# RECORDS PROVIDED:
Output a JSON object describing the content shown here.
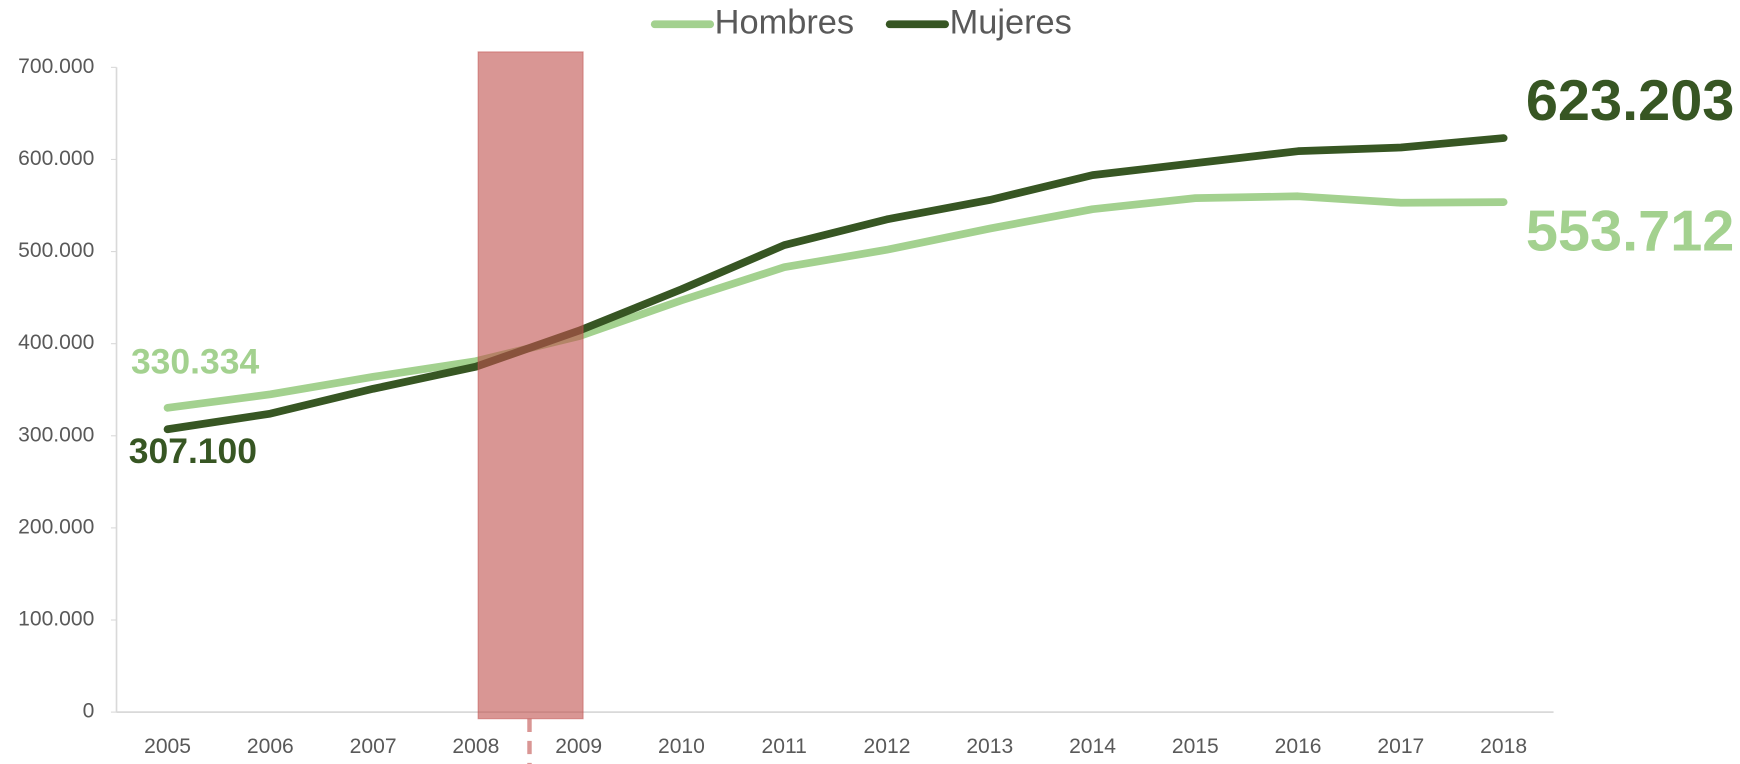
{
  "chart_data": {
    "type": "line",
    "categories": [
      "2005",
      "2006",
      "2007",
      "2008",
      "2009",
      "2010",
      "2011",
      "2012",
      "2013",
      "2014",
      "2015",
      "2016",
      "2017",
      "2018"
    ],
    "series": [
      {
        "name": "Hombres",
        "color": "#a3d18f",
        "values": [
          330334,
          345000,
          364000,
          381000,
          408000,
          447000,
          483000,
          502000,
          525000,
          546000,
          558000,
          560000,
          553000,
          553712
        ],
        "value_labels": [
          "330.334",
          null,
          null,
          null,
          null,
          null,
          null,
          null,
          null,
          null,
          null,
          null,
          null,
          "553.712"
        ]
      },
      {
        "name": "Mujeres",
        "color": "#375623",
        "values": [
          307100,
          324000,
          351000,
          375000,
          414000,
          459000,
          507000,
          535000,
          556000,
          583000,
          596000,
          609000,
          613000,
          623203
        ],
        "value_labels": [
          "307.100",
          null,
          null,
          null,
          null,
          null,
          null,
          null,
          null,
          null,
          null,
          null,
          null,
          "623.203"
        ]
      }
    ],
    "ylim": [
      0,
      700000
    ],
    "yticks": [
      0,
      {
        "value": 100000,
        "label": "100.000"
      },
      {
        "value": 200000,
        "label": "200.000"
      },
      {
        "value": 300000,
        "label": "300.000"
      },
      {
        "value": 400000,
        "label": "400.000"
      },
      {
        "value": 500000,
        "label": "500.000"
      },
      {
        "value": 600000,
        "label": "600.000"
      },
      {
        "value": 700000,
        "label": "700.000"
      }
    ],
    "legend": "top",
    "highlight": {
      "from": "2008",
      "to": "2009",
      "color": "#c0504d"
    }
  }
}
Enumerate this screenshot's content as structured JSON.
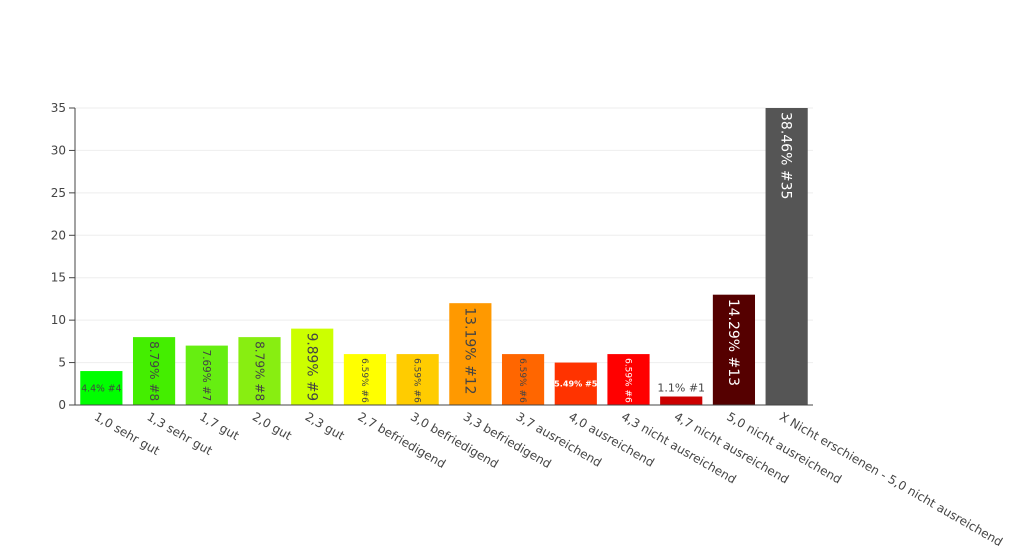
{
  "chart_data": {
    "type": "bar",
    "title": "",
    "xlabel": "",
    "ylabel": "",
    "ylim": [
      0,
      35
    ],
    "yticks": [
      0,
      5,
      10,
      15,
      20,
      25,
      30,
      35
    ],
    "grid": true,
    "categories": [
      "1,0 sehr gut",
      "1,3 sehr gut",
      "1,7 gut",
      "2,0 gut",
      "2,3 gut",
      "2,7 befriedigend",
      "3,0 befriedigend",
      "3,3 befriedigend",
      "3,7 ausreichend",
      "4,0 ausreichend",
      "4,3 nicht ausreichend",
      "4,7 nicht ausreichend",
      "5,0 nicht ausreichend",
      "X Nicht erschienen - 5,0 nicht ausreichend"
    ],
    "values": [
      4,
      8,
      7,
      8,
      9,
      6,
      6,
      12,
      6,
      5,
      6,
      1,
      13,
      35
    ],
    "data_labels": [
      "4.4% #4",
      "8.79% #8",
      "7.69% #7",
      "8.79% #8",
      "9.89% #9",
      "6.59% #6",
      "6.59% #6",
      "13.19% #12",
      "6.59% #6",
      "5.49% #5",
      "6.59% #6",
      "1.1% #1",
      "14.29% #13",
      "38.46% #35"
    ],
    "colors": [
      "#00ff00",
      "#44ee00",
      "#66ee11",
      "#88ee11",
      "#ccff00",
      "#ffff00",
      "#ffcc00",
      "#ff9900",
      "#ff6600",
      "#ff3300",
      "#ff0000",
      "#cc0000",
      "#550000",
      "#555555"
    ],
    "label_colors": [
      "#444444",
      "#444444",
      "#444444",
      "#444444",
      "#444444",
      "#444444",
      "#444444",
      "#444444",
      "#444444",
      "#ffffff",
      "#ffffff",
      "#444444",
      "#ffffff",
      "#ffffff"
    ]
  }
}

# WHAT YOU SHOULD DO:
Reproduce the data word for word, excluding its pictures.

# CORRECT RESPONSE:
Output a JSON object describing the content shown here.
{
  "chart_data": {
    "type": "line",
    "categories": [
      "2005",
      "2006",
      "2007",
      "2008",
      "2009",
      "2010",
      "2011",
      "2012",
      "2013",
      "2014",
      "2015",
      "2016",
      "2017",
      "2018"
    ],
    "series": [
      {
        "name": "Hombres",
        "color": "#a3d18f",
        "values": [
          330334,
          345000,
          364000,
          381000,
          408000,
          447000,
          483000,
          502000,
          525000,
          546000,
          558000,
          560000,
          553000,
          553712
        ],
        "value_labels": [
          "330.334",
          null,
          null,
          null,
          null,
          null,
          null,
          null,
          null,
          null,
          null,
          null,
          null,
          "553.712"
        ]
      },
      {
        "name": "Mujeres",
        "color": "#375623",
        "values": [
          307100,
          324000,
          351000,
          375000,
          414000,
          459000,
          507000,
          535000,
          556000,
          583000,
          596000,
          609000,
          613000,
          623203
        ],
        "value_labels": [
          "307.100",
          null,
          null,
          null,
          null,
          null,
          null,
          null,
          null,
          null,
          null,
          null,
          null,
          "623.203"
        ]
      }
    ],
    "ylim": [
      0,
      700000
    ],
    "yticks": [
      0,
      {
        "value": 100000,
        "label": "100.000"
      },
      {
        "value": 200000,
        "label": "200.000"
      },
      {
        "value": 300000,
        "label": "300.000"
      },
      {
        "value": 400000,
        "label": "400.000"
      },
      {
        "value": 500000,
        "label": "500.000"
      },
      {
        "value": 600000,
        "label": "600.000"
      },
      {
        "value": 700000,
        "label": "700.000"
      }
    ],
    "legend": "top",
    "highlight": {
      "from": "2008",
      "to": "2009",
      "color": "#c0504d"
    }
  }
}
Enumerate this screenshot's content as structured JSON.
{
  "chart_data": {
    "type": "bar",
    "title": "",
    "xlabel": "",
    "ylabel": "",
    "ylim": [
      0,
      35
    ],
    "yticks": [
      0,
      5,
      10,
      15,
      20,
      25,
      30,
      35
    ],
    "grid": true,
    "categories": [
      "1,0 sehr gut",
      "1,3 sehr gut",
      "1,7 gut",
      "2,0 gut",
      "2,3 gut",
      "2,7 befriedigend",
      "3,0 befriedigend",
      "3,3 befriedigend",
      "3,7 ausreichend",
      "4,0 ausreichend",
      "4,3 nicht ausreichend",
      "4,7 nicht ausreichend",
      "5,0 nicht ausreichend",
      "X Nicht erschienen - 5,0 nicht ausreichend"
    ],
    "values": [
      4,
      8,
      7,
      8,
      9,
      6,
      6,
      12,
      6,
      5,
      6,
      1,
      13,
      35
    ],
    "data_labels": [
      "4.4% #4",
      "8.79% #8",
      "7.69% #7",
      "8.79% #8",
      "9.89% #9",
      "6.59% #6",
      "6.59% #6",
      "13.19% #12",
      "6.59% #6",
      "5.49% #5",
      "6.59% #6",
      "1.1% #1",
      "14.29% #13",
      "38.46% #35"
    ],
    "colors": [
      "#00ff00",
      "#44ee00",
      "#66ee11",
      "#88ee11",
      "#ccff00",
      "#ffff00",
      "#ffcc00",
      "#ff9900",
      "#ff6600",
      "#ff3300",
      "#ff0000",
      "#cc0000",
      "#550000",
      "#555555"
    ],
    "label_colors": [
      "#444444",
      "#444444",
      "#444444",
      "#444444",
      "#444444",
      "#444444",
      "#444444",
      "#444444",
      "#444444",
      "#ffffff",
      "#ffffff",
      "#444444",
      "#ffffff",
      "#ffffff"
    ]
  }
}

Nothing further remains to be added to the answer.